## REQUIRED WORK
Copy out each line of the data holding "Pkts".

## RECORDS SHOWN
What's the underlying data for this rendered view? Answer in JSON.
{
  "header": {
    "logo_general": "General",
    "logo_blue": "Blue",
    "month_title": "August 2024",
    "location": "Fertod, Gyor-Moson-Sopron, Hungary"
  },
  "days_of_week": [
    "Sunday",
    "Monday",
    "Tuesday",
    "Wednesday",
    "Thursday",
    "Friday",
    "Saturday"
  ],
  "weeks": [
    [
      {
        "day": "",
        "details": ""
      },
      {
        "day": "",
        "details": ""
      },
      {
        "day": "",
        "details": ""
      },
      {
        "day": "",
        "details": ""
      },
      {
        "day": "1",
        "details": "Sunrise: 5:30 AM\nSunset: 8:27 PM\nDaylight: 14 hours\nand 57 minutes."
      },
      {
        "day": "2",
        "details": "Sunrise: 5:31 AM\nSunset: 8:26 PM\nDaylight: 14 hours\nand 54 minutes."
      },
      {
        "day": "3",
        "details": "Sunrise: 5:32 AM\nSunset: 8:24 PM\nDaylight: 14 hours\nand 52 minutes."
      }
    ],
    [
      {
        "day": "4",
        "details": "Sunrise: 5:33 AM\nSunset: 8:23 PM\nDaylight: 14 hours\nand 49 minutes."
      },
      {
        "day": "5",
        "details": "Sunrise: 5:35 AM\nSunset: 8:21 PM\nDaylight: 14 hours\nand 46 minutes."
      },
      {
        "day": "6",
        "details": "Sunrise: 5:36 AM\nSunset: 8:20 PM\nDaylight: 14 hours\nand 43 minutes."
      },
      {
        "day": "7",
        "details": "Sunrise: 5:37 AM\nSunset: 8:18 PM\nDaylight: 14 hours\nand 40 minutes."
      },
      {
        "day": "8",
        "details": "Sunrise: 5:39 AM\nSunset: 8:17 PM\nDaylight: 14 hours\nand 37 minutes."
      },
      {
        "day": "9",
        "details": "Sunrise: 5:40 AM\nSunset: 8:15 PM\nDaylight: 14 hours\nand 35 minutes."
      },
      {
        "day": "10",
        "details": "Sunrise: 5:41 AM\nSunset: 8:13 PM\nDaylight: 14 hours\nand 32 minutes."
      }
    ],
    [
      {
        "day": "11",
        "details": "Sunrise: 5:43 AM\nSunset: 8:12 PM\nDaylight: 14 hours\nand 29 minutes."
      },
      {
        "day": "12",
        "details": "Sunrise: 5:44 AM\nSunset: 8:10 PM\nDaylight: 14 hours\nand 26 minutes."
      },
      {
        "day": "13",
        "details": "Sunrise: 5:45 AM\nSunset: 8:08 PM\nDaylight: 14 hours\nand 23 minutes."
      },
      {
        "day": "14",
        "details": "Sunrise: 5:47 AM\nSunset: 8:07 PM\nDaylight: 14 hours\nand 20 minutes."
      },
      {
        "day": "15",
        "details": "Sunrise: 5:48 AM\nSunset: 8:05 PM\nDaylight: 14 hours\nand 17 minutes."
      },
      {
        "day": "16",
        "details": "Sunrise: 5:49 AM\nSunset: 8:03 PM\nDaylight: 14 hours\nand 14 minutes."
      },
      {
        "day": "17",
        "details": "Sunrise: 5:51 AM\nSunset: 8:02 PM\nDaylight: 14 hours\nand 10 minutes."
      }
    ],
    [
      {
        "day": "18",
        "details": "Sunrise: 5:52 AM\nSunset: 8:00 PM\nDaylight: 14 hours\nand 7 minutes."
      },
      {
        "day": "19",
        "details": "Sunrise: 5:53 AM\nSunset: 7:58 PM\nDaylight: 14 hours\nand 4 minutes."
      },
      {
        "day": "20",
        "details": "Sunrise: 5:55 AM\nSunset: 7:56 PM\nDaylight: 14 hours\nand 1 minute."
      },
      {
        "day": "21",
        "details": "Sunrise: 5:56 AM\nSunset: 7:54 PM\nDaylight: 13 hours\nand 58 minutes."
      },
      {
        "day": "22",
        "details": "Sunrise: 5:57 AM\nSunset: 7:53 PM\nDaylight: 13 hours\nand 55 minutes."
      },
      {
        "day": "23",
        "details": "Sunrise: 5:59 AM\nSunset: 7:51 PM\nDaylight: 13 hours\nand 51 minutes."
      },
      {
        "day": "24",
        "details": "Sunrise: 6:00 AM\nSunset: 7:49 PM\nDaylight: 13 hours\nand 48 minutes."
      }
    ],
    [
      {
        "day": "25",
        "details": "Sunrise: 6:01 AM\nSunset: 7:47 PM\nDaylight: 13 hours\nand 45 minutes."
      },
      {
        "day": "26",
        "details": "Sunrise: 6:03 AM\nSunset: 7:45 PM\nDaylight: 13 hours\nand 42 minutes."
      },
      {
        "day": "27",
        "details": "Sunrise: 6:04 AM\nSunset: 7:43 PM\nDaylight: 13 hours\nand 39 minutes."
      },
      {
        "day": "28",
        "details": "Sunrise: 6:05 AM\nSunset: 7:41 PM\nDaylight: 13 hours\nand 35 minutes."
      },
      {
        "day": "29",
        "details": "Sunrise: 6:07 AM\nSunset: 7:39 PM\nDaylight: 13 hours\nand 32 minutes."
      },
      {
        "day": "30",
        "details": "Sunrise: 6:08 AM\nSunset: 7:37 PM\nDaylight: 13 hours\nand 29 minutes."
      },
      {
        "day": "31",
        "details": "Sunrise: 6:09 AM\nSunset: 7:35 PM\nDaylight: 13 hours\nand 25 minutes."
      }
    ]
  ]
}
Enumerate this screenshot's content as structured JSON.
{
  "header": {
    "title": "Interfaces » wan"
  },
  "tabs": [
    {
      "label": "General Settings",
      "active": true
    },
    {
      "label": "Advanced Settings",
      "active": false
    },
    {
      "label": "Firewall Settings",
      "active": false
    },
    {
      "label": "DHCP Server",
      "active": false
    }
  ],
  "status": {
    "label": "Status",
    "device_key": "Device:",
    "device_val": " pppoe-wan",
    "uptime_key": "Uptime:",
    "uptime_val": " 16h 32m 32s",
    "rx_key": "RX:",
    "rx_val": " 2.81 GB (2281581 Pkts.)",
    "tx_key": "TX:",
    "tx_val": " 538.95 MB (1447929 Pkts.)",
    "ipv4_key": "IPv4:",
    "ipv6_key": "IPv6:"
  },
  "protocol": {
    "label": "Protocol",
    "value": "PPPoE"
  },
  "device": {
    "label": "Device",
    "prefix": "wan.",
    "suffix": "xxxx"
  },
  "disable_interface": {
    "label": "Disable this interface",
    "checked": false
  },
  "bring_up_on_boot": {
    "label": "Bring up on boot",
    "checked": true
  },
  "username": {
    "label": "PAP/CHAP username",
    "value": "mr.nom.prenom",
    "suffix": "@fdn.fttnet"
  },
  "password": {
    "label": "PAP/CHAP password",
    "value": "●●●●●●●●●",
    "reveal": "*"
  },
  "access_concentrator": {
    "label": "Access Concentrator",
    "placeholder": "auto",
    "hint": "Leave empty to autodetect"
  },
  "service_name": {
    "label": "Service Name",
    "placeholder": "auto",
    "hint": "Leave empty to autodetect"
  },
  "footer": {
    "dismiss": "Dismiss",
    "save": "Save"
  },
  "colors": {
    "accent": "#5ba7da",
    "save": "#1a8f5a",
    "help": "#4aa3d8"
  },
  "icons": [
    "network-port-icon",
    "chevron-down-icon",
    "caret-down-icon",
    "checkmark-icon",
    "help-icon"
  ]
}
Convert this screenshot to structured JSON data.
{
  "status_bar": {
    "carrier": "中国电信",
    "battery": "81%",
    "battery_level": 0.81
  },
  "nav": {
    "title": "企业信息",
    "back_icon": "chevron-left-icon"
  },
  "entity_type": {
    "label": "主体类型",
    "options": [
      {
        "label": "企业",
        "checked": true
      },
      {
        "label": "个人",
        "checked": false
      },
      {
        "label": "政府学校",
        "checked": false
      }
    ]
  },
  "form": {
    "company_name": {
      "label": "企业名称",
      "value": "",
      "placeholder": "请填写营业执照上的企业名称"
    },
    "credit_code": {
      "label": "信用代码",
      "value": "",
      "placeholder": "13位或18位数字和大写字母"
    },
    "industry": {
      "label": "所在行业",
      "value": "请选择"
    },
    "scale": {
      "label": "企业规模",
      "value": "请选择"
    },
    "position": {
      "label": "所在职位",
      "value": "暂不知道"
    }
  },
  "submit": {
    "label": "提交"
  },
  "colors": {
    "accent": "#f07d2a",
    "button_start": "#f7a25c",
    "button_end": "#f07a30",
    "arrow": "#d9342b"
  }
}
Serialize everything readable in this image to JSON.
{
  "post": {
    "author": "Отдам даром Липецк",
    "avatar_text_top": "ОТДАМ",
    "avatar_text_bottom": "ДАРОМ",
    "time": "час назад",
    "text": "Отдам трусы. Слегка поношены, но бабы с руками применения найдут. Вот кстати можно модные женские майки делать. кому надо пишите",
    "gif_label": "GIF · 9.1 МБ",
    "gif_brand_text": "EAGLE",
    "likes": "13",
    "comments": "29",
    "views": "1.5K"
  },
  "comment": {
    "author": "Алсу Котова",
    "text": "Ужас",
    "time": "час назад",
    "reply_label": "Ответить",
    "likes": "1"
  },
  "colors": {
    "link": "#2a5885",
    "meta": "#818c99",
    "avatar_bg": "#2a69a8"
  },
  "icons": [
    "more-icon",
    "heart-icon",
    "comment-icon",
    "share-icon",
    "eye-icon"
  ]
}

## WRITTEN SOLUTION
    "rx_val": " 2.81 GB (2281581 Pkts.)",
    "tx_val": " 538.95 MB (1447929 Pkts.)",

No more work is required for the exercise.